Tragically, they also prove that the people of Burma have little more to pin their hopes on than supernatural intervention. According to Tosa, “rumour is an ambivalent and weak weapon because in focusing upon and interpreting these political activities, the Burmese people cannot but help admit that the regime are masters of power.”

 

In a more down-to-earth way, Leehey describes how that power works in her chapter about Burma’s publishing industry and the country’s literary scene. Even more than its likewise dictatorial predecessors, “the current regime attempts to make itself the centre of authority and truth,” while independent writers try to bend the rules by writing in a “crazy way” to outsmart the censors and get their message through to the public. But sometimes writers and magazine editors have been more direct than that. In 1995 they appealed to the authorities to ease controls because they were detrimental to Burma’s international image. Hardly surprisingly, however, the situation got worse as the military government instead tightened the rules for private publications. “The lesson for members of the literary world, it would seem, is not to complain,” Leehay concludes. The general public appears to have learnt the same lesson, as no one dares to speak out against a regime that remains universally despised.

--- DATA SUPPLIED ---

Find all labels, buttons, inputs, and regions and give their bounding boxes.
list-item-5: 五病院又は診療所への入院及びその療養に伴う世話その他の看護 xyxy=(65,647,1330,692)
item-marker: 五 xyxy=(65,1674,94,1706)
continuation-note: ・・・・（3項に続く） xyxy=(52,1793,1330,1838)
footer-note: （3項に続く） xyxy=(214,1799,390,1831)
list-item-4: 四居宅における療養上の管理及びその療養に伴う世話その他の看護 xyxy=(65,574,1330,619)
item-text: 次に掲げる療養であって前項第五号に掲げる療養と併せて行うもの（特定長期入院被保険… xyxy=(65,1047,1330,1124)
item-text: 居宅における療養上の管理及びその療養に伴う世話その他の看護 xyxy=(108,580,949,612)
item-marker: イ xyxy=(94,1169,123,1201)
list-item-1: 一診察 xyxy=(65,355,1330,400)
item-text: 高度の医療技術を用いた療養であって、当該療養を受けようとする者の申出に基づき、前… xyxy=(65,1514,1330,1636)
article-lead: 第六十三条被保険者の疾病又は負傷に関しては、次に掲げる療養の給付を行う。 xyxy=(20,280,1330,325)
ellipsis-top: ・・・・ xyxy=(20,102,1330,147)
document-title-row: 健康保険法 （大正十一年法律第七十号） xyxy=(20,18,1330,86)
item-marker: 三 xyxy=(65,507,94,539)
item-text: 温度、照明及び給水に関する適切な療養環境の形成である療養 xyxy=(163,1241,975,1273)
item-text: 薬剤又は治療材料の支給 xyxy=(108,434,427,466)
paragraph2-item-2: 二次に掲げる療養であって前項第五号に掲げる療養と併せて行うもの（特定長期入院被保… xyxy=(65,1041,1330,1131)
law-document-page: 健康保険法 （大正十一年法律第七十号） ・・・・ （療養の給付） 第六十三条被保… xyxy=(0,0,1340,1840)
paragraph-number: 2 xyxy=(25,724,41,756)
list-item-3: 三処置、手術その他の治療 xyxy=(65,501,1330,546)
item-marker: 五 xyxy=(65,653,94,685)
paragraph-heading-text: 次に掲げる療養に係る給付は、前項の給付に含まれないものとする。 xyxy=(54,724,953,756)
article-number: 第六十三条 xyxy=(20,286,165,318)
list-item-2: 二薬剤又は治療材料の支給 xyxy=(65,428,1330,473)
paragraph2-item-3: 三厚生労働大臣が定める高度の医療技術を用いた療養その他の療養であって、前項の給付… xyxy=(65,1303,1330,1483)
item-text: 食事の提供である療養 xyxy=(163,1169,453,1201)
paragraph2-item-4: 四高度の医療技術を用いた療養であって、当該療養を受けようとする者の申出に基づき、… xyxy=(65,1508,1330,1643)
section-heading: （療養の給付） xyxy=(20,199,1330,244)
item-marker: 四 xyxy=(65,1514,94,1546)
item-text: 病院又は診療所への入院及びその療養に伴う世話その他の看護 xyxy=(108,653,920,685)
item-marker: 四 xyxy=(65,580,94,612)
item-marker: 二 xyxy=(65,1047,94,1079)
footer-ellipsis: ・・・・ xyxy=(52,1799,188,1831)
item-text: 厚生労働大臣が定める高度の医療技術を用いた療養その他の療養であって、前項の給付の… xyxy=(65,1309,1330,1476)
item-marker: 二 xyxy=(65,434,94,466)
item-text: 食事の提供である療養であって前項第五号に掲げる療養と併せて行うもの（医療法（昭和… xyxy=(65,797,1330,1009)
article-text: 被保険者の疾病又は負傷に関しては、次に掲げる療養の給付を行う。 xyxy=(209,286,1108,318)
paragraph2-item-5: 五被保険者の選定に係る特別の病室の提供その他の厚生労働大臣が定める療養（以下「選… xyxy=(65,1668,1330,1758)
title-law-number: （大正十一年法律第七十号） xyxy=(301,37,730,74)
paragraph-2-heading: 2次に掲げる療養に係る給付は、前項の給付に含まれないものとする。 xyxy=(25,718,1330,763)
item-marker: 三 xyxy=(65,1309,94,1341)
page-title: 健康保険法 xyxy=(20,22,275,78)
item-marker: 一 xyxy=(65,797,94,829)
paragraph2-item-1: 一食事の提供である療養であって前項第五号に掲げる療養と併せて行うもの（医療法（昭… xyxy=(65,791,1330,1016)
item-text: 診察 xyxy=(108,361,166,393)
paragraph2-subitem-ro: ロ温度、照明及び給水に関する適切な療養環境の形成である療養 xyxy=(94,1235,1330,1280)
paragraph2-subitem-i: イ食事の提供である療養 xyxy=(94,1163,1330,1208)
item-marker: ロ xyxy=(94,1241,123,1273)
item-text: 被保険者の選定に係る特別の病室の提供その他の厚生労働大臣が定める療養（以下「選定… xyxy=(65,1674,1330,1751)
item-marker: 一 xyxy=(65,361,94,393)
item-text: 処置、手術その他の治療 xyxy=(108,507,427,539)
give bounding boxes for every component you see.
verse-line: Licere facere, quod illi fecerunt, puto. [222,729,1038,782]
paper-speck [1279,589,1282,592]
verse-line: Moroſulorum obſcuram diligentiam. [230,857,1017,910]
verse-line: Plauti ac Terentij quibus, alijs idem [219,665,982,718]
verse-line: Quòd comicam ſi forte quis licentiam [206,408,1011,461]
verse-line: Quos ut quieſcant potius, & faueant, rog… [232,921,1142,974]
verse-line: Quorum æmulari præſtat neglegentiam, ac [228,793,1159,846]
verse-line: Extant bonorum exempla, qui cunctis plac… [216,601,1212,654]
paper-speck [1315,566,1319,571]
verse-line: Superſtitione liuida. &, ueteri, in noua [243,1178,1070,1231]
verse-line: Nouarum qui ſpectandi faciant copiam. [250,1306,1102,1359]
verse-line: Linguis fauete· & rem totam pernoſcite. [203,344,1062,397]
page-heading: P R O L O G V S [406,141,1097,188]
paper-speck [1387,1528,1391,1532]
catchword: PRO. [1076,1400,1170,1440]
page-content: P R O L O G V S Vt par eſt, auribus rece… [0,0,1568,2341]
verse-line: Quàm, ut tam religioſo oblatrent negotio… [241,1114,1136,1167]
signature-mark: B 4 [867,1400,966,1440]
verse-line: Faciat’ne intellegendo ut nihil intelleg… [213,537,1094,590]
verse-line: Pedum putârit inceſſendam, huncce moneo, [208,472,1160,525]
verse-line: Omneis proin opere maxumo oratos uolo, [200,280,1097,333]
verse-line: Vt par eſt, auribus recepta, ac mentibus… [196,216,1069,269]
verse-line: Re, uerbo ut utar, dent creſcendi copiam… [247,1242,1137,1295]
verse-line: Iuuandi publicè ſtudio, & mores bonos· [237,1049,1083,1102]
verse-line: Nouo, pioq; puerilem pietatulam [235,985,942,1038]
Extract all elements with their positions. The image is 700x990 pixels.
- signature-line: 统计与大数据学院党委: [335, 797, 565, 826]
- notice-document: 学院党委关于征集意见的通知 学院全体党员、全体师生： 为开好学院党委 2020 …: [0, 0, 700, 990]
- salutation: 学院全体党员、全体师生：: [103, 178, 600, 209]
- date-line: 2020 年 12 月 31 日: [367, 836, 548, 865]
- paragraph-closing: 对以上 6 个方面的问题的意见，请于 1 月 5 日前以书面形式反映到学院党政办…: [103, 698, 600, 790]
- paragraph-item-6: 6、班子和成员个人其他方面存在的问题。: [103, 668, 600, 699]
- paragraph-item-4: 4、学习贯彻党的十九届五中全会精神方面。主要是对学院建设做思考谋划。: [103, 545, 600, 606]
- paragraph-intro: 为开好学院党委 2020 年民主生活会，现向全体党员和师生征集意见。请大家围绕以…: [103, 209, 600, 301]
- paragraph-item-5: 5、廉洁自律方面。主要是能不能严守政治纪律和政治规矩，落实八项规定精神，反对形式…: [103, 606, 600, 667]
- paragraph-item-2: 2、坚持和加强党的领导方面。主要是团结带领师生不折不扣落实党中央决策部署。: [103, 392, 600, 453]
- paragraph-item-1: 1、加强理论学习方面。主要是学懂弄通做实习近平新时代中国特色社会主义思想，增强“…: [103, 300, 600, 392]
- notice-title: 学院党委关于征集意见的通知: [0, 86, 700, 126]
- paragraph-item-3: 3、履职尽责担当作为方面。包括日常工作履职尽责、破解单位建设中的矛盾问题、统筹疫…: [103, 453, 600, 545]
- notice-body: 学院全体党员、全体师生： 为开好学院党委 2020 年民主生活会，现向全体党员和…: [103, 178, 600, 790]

--- EXERCISE ---
Carry the passage about Burma's military regime and its censored writers forward from its last sentence. The lines are not needed for anything here.

--- WRITTEN ANSWER ---
But despite the generals’ firm grip on power, Houtman argues that their “authoritarian instruments have failed to create enduring structures of state.” Power by the gun and personality is the rule of the game in Burma, not a strong state steeped in ancient traditions, as some Western academic sycophants are trying to tell the world.

 

According to Houtman, the importance of personalities dominates even the democratic movement and its foreign supporters—and here no-one is more important than Aung San Suu Kyi. She has been likened to a “female bodhisattva” by her countrymen, and called “Burma’s Saint Joan” by Vanity Fair. The junta, on the other hand, dismisses her as “Mother of the West”, while not denying the supernatural characteristics attributed to her.

The last chapter is supposed to look into “the future of Burma”, and does that by examining how the Burmese raise their children, and how much they value their sons and daughters. Sadly lacking is a political analysis of where Burma actually stands at the turn of the 21st century—which is just as important, or even more so, as diving into the depths of social and medical anthropology.